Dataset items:

=-=-=-=-=

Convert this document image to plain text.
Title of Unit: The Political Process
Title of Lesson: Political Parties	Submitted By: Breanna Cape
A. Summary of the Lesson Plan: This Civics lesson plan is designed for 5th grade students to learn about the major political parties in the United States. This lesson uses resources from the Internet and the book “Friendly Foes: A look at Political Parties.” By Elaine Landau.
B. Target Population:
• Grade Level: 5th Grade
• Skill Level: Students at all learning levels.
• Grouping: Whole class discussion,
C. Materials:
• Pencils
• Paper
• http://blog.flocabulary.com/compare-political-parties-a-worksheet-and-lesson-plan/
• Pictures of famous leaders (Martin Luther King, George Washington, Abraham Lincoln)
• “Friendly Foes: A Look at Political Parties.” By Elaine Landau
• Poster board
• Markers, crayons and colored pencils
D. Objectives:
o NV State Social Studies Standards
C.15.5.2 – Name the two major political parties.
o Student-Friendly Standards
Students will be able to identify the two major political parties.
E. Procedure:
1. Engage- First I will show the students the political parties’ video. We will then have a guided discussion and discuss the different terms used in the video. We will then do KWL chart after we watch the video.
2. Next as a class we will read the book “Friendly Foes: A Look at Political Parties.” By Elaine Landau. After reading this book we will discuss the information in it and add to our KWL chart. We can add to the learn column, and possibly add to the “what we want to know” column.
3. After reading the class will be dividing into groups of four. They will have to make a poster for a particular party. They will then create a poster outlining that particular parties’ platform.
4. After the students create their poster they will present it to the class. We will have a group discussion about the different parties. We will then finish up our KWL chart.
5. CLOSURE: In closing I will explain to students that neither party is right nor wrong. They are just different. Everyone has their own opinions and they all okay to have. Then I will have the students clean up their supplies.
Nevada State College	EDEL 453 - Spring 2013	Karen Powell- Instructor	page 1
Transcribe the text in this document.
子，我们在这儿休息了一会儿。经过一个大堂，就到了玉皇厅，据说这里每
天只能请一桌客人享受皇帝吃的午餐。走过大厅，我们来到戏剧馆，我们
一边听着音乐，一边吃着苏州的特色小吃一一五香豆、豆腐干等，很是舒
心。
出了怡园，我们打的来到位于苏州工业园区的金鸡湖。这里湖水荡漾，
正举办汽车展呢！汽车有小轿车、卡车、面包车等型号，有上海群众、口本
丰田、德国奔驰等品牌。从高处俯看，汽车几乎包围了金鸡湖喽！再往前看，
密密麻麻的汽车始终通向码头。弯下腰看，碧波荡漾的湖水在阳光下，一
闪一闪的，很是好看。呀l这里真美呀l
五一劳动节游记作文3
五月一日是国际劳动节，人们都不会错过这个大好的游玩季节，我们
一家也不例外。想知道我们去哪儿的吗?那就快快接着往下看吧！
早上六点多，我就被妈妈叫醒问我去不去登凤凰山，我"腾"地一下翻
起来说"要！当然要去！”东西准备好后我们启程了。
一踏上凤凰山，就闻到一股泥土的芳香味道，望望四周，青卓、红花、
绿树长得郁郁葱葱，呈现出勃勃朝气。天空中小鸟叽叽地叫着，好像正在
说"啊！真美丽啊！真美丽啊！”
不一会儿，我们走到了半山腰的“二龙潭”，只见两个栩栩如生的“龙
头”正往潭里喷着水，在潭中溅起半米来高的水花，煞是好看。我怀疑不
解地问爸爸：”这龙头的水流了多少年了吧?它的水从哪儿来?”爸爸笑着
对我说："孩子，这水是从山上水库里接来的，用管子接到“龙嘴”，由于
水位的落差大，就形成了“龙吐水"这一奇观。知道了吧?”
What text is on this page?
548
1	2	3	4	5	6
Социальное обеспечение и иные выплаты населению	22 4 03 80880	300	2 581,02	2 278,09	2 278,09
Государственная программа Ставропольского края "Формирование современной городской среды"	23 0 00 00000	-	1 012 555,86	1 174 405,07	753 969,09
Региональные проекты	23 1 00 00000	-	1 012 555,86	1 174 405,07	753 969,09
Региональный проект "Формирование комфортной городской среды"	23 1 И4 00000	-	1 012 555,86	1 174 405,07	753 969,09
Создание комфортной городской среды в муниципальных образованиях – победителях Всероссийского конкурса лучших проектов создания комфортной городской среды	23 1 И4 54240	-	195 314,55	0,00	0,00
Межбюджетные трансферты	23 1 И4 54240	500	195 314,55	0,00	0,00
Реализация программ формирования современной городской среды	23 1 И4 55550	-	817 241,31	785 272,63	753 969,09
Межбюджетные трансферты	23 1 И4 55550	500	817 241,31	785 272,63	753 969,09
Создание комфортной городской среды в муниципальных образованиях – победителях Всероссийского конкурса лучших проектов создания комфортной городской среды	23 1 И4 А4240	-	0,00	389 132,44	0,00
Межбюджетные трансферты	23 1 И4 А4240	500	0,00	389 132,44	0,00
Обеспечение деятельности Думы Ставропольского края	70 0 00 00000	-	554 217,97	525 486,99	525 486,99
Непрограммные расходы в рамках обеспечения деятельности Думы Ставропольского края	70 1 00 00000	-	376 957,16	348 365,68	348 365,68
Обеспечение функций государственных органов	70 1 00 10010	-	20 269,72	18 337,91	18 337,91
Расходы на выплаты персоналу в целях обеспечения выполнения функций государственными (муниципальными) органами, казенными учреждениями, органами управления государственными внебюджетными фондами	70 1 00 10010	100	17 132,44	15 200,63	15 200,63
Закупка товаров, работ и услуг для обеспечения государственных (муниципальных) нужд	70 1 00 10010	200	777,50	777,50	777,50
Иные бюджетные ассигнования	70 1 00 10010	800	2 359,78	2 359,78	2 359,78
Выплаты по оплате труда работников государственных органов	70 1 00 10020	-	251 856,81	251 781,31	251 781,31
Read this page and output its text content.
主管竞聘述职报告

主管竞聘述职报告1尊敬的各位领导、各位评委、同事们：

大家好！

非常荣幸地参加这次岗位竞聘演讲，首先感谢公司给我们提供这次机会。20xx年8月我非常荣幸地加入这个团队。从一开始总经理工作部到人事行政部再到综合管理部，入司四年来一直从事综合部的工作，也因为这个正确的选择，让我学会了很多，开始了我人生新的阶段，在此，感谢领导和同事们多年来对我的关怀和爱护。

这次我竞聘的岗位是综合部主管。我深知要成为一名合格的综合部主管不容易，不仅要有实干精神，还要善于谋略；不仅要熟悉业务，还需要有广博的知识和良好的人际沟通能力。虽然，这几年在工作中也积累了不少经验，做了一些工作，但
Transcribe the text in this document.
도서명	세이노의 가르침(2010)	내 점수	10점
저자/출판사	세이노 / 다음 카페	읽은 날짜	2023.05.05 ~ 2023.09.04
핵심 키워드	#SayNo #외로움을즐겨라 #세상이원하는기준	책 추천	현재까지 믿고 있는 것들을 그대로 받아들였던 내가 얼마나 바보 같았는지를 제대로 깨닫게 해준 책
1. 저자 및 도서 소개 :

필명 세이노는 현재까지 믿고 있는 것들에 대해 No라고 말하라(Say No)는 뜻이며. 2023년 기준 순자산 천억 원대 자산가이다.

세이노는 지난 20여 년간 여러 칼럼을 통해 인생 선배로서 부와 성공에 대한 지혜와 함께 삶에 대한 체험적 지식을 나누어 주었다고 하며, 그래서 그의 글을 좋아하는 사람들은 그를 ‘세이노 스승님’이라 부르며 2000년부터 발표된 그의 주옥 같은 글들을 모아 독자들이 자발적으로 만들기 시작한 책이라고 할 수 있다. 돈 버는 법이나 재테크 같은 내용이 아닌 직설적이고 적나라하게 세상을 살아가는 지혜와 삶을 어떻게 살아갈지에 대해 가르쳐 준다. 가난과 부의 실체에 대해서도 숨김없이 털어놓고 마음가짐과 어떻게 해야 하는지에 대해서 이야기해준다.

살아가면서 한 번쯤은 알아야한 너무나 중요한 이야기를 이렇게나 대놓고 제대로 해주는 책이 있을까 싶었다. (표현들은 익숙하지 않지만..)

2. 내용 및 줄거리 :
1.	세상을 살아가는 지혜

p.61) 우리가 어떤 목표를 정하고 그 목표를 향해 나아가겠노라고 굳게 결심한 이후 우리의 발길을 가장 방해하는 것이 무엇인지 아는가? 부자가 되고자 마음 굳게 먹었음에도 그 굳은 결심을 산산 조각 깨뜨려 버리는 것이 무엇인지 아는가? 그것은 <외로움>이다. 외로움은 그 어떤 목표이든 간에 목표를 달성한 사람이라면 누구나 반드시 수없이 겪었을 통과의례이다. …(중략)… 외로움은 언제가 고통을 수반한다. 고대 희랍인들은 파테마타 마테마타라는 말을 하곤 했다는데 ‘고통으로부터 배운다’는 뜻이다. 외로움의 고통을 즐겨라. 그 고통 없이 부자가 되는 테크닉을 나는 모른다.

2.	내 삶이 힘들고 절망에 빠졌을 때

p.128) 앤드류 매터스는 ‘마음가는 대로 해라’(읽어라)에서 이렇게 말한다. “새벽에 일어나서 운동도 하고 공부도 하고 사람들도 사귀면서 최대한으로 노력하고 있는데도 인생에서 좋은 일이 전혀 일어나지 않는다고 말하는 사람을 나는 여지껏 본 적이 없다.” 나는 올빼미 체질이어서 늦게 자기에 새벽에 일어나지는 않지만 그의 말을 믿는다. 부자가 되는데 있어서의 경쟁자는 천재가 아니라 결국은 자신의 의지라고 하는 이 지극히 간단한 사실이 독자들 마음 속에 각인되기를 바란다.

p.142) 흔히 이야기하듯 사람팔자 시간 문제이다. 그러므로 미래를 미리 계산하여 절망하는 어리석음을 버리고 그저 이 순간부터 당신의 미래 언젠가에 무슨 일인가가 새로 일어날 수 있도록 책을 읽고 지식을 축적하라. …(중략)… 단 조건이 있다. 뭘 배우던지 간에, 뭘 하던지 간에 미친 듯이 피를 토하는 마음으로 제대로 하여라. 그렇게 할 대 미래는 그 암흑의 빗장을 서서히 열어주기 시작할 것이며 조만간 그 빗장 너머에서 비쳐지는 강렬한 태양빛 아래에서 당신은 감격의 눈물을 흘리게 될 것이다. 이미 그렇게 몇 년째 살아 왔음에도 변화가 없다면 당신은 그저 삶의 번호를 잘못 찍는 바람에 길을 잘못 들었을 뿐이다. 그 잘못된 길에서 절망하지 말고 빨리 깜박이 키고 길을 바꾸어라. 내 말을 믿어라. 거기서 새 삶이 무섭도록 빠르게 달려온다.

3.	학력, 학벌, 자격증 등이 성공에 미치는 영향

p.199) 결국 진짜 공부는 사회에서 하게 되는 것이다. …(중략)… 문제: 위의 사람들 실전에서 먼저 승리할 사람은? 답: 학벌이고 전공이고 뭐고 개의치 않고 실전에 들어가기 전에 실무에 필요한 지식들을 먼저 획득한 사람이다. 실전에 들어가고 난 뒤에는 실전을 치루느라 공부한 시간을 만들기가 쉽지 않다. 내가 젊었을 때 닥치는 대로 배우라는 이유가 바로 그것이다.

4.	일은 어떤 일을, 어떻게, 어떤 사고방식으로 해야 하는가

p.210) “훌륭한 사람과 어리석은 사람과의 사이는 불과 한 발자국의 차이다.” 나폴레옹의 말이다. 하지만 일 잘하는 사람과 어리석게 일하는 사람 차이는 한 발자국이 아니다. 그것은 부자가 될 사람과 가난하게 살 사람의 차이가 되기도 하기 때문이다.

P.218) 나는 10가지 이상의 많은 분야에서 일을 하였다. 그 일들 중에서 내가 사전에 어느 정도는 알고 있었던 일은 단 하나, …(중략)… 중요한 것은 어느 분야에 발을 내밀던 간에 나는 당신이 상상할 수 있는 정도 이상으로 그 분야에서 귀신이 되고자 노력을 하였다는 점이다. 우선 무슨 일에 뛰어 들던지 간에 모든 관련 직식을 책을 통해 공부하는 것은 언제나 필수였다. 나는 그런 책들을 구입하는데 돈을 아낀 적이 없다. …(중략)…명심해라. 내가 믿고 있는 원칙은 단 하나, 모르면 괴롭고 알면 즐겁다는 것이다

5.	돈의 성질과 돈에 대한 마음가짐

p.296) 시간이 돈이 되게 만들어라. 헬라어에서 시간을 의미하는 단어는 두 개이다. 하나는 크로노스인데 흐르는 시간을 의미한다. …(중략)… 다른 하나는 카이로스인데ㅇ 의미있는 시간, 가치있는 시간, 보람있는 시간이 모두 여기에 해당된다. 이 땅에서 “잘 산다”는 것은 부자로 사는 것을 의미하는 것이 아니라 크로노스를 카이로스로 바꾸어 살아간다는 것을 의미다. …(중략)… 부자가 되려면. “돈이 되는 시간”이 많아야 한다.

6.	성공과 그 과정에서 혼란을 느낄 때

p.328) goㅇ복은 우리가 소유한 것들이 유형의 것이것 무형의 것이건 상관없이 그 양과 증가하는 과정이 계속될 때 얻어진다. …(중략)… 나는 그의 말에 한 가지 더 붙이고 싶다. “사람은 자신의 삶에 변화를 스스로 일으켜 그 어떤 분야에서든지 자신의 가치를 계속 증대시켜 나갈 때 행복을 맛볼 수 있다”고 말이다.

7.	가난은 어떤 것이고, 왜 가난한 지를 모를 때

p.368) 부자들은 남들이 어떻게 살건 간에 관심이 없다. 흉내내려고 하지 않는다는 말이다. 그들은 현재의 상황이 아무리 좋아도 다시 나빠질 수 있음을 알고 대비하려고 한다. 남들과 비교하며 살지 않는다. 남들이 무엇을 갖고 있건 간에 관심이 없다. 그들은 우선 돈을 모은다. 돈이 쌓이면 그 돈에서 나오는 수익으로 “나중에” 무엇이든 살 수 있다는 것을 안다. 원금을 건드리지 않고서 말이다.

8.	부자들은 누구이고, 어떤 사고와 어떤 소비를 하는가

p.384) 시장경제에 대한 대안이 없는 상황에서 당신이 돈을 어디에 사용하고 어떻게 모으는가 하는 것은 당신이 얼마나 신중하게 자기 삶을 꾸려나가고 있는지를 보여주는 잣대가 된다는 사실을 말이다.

=-=-=-=-=

**What you have to do**.
Look for lines containing the string "that" and copy them all.

**Answer to the exercise**.
3. After reading the class will be dividing into groups of four. They will have to make a poster for a particular party. They will then create a poster outlining that particular parties’ platform.
5. CLOSURE: In closing I will explain to students that neither party is right nor wrong. They are just different. Everyone has their own opinions and they all okay to have. Then I will have the students clean up their supplies.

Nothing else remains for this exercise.